**PROBLEM DETAILS**
Find all lines with the word "diagnóstico" in the material, then copy them.
====
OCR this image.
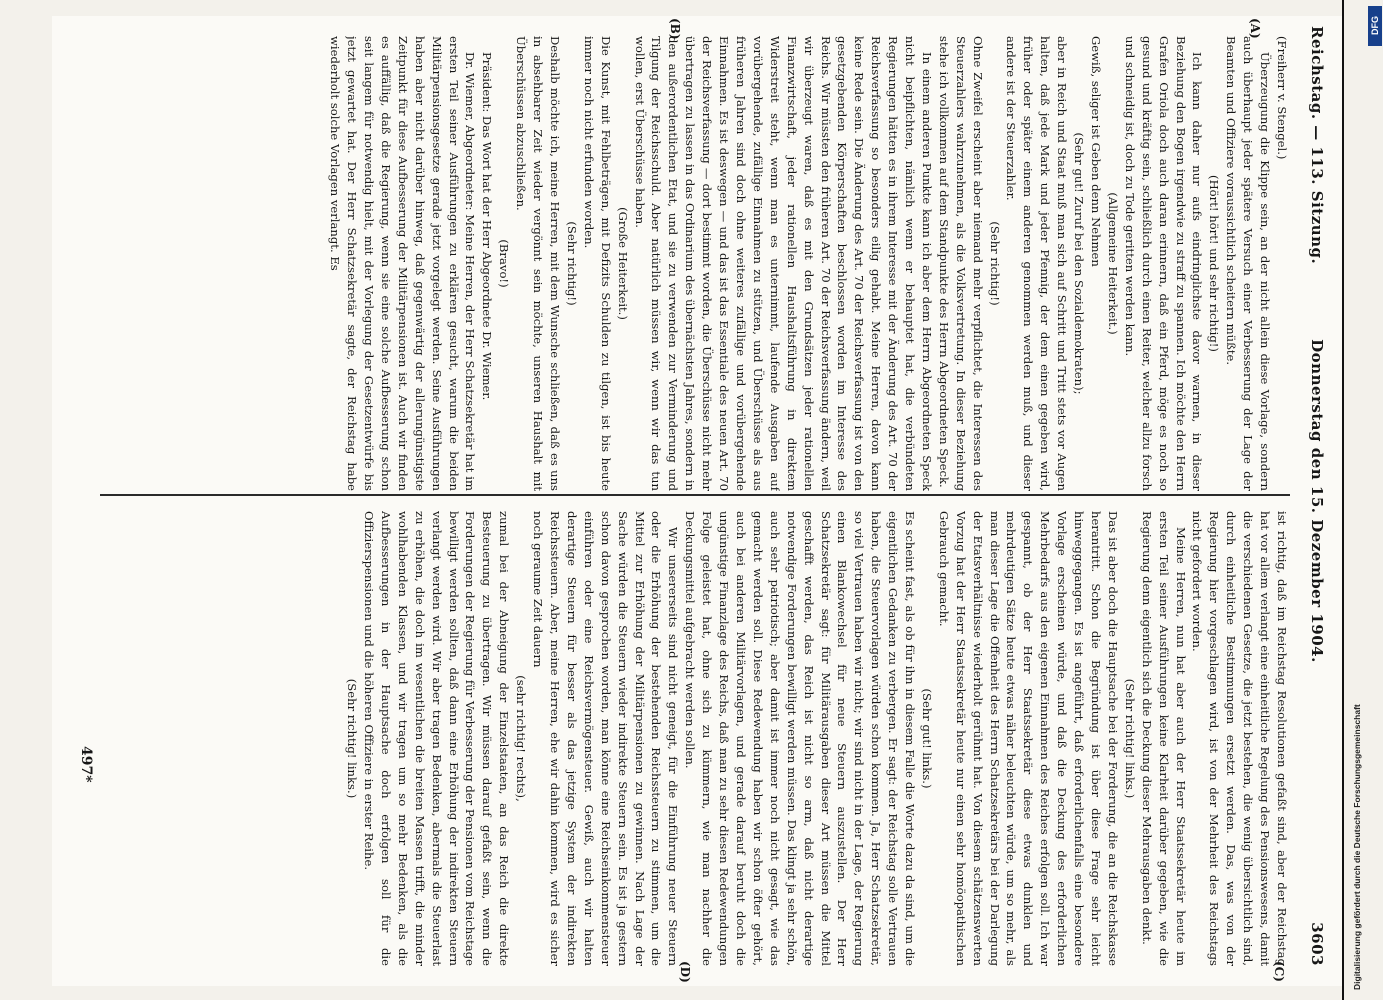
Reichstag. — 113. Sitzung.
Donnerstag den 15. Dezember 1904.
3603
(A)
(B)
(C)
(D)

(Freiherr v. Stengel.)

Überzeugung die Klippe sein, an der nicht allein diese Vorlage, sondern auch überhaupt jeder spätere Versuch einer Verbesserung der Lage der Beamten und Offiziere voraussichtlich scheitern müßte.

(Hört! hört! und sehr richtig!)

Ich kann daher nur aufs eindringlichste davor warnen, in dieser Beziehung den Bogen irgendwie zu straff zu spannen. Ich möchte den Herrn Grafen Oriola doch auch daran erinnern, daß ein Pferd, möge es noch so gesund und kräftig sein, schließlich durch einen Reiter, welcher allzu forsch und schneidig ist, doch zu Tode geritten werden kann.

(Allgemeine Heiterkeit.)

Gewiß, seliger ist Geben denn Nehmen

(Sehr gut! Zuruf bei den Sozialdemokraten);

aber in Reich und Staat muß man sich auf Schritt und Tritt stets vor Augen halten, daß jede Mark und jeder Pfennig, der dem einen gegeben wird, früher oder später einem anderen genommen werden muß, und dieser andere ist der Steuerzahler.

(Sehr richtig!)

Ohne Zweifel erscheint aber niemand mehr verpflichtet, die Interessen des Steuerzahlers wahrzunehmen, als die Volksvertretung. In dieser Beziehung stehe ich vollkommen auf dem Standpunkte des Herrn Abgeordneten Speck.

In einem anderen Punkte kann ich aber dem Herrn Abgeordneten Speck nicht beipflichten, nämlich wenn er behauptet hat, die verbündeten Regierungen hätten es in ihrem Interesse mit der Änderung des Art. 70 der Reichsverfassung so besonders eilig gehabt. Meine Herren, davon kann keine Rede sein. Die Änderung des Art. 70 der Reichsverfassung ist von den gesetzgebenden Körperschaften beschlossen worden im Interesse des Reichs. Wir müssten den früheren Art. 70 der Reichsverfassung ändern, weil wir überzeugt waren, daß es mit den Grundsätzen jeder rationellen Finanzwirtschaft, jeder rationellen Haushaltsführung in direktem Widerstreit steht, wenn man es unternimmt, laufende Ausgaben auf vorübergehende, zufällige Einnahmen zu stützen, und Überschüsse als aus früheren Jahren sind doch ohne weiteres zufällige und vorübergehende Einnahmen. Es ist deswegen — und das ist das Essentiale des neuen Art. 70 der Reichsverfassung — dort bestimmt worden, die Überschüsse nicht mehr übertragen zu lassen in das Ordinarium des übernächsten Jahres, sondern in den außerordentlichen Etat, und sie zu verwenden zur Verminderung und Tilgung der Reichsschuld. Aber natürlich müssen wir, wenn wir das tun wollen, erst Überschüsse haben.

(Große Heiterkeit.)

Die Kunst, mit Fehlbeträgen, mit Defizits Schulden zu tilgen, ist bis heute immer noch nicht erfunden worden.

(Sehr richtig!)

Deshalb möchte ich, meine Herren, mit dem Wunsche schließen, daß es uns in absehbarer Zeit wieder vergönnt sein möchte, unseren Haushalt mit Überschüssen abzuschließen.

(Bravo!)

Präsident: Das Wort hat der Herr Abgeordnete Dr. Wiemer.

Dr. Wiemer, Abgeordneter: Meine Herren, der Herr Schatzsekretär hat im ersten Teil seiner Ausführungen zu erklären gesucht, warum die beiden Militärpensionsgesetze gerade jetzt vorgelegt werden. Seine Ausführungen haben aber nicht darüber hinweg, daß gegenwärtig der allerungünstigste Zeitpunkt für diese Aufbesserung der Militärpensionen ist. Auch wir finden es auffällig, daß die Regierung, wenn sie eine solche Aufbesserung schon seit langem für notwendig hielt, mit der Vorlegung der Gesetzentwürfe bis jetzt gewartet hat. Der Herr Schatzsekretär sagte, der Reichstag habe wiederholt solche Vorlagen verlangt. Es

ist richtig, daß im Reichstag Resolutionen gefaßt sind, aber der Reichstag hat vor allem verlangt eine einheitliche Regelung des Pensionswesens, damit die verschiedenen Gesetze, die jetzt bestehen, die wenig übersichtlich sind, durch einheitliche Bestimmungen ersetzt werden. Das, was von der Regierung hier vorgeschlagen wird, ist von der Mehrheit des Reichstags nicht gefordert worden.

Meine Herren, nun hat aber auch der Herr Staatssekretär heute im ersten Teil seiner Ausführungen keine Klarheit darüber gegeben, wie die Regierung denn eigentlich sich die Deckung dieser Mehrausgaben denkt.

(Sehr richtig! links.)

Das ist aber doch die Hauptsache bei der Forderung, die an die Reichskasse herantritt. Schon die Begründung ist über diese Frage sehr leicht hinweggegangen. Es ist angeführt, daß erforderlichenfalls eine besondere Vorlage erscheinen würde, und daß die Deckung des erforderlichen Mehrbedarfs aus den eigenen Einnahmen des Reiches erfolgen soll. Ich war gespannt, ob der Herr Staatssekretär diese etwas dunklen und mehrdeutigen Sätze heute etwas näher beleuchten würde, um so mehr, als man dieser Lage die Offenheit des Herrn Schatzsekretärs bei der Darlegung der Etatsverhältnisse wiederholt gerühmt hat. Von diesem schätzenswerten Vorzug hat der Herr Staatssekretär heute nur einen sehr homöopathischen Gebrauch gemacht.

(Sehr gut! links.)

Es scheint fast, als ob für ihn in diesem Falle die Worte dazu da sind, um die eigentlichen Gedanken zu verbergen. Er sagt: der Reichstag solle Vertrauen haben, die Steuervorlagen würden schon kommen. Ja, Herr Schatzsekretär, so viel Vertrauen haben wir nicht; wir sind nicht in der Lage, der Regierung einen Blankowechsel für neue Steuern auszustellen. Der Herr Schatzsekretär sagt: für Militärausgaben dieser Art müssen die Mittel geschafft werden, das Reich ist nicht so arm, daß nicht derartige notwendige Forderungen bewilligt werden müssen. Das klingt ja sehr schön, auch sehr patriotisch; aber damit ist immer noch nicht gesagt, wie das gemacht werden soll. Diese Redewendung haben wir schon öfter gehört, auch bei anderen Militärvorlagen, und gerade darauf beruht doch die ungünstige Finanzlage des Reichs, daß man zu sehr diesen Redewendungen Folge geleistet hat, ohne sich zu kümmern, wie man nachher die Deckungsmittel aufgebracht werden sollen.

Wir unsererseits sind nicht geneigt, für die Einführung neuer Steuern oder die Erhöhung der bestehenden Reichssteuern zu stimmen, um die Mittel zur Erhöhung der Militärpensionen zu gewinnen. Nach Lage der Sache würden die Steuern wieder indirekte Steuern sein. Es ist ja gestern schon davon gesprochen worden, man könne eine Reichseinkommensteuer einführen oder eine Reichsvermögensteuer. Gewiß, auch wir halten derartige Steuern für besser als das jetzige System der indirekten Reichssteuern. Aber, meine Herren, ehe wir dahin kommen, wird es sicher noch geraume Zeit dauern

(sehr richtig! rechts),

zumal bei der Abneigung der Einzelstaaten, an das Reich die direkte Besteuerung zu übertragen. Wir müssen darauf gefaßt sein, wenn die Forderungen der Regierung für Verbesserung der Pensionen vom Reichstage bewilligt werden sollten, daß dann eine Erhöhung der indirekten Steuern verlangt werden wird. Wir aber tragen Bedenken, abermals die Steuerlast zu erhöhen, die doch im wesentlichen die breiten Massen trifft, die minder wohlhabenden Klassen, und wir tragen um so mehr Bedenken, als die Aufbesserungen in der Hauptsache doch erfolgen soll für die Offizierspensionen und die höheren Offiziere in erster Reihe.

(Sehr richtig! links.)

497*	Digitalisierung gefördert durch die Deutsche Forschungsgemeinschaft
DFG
====
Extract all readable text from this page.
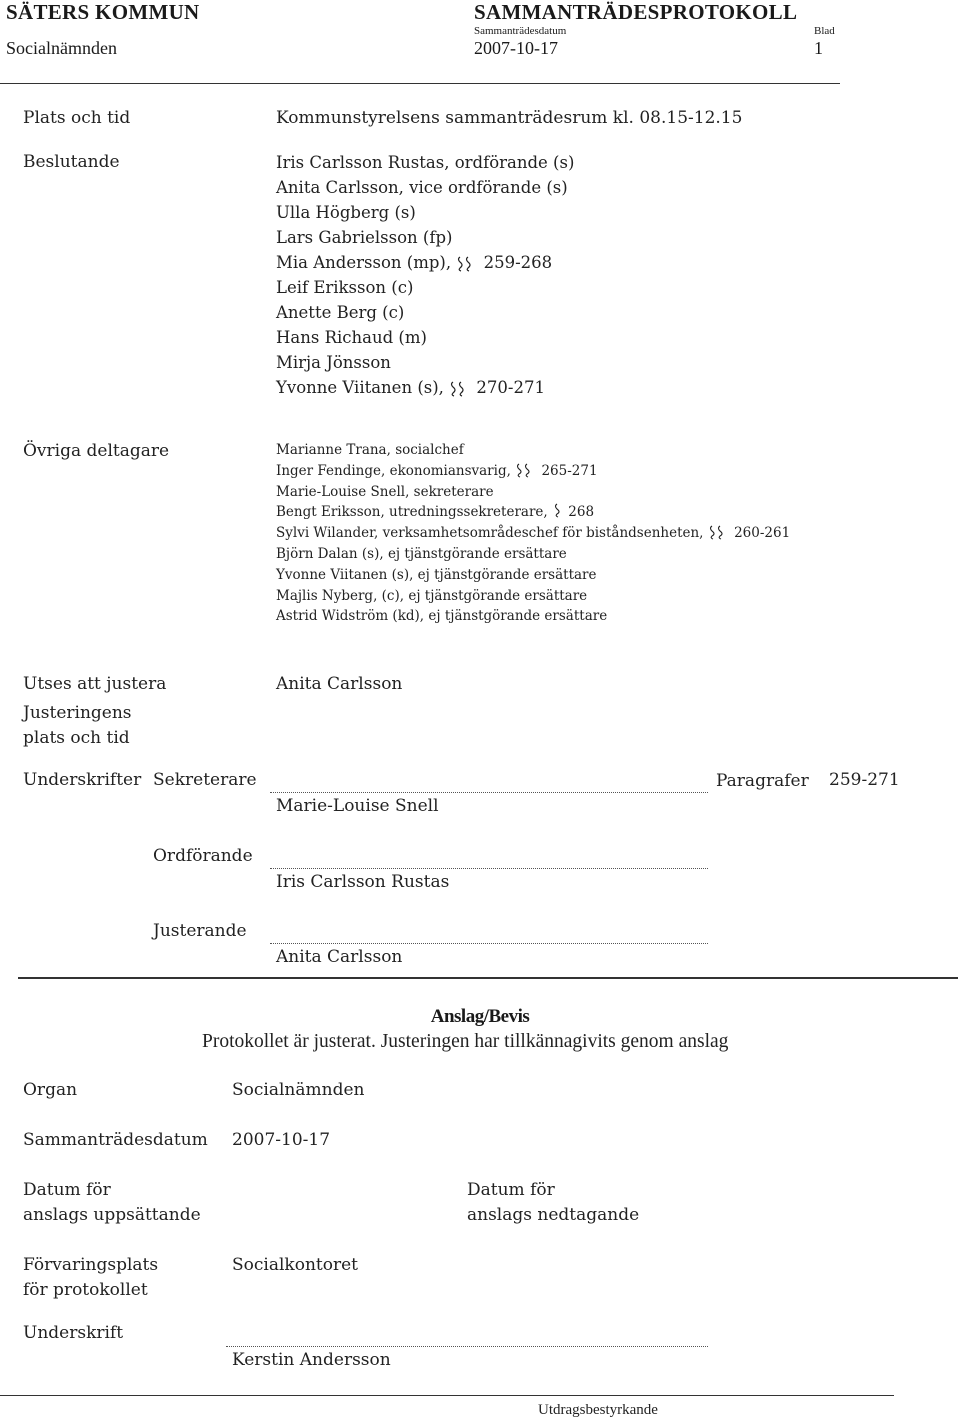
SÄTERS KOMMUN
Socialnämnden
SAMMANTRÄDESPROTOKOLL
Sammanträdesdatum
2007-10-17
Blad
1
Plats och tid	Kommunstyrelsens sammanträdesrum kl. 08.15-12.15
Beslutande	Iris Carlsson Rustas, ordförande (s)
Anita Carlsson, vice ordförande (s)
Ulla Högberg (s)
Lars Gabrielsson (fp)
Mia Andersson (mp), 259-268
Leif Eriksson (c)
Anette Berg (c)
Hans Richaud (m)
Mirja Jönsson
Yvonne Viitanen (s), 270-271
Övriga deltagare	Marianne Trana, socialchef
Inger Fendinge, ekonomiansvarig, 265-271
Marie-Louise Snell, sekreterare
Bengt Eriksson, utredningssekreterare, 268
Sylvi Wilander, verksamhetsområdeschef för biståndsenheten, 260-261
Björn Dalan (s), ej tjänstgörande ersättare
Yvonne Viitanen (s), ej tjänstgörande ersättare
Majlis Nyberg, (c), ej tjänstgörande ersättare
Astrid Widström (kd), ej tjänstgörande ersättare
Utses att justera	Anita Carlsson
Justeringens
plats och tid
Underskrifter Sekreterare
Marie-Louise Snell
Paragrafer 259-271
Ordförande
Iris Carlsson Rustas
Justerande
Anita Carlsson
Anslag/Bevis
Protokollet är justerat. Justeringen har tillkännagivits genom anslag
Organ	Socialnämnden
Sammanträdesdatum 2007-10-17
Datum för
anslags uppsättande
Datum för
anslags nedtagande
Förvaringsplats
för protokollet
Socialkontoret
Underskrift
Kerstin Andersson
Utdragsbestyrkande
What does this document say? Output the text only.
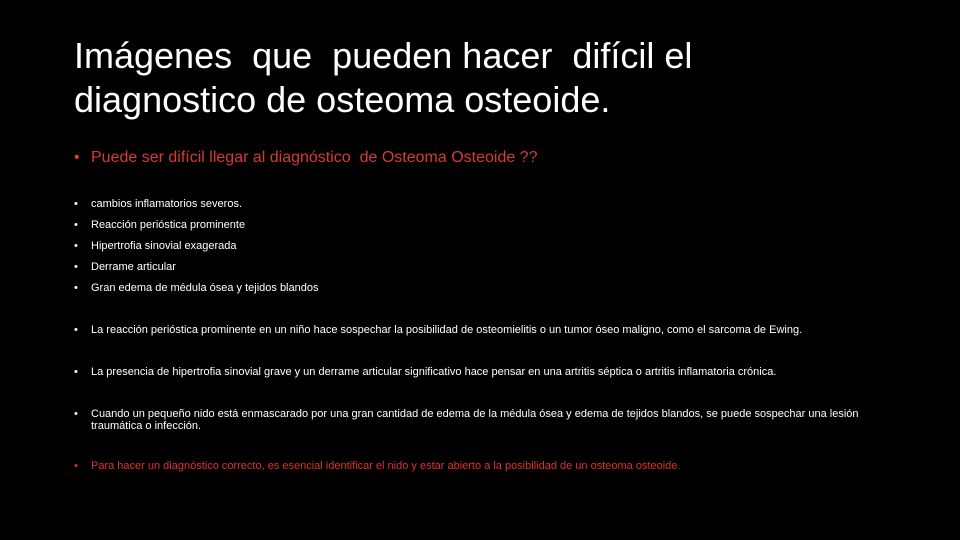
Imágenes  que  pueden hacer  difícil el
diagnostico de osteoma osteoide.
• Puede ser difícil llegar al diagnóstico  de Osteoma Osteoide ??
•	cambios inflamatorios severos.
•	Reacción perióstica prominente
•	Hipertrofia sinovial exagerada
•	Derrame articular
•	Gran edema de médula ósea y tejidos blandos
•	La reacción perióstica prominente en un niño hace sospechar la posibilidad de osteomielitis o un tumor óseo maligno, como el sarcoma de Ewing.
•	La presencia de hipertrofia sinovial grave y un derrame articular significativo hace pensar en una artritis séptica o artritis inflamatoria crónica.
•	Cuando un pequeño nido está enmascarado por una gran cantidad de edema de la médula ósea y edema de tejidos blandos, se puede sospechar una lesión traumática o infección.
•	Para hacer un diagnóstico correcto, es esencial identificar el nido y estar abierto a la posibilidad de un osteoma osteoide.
====
**SOLUTION TO THIS EXERCISE**
• Puede ser difícil llegar al diagnóstico  de Osteoma Osteoide ??
•	Para hacer un diagnóstico correcto, es esencial identificar el nido y estar abierto a la posibilidad de un osteoma osteoide.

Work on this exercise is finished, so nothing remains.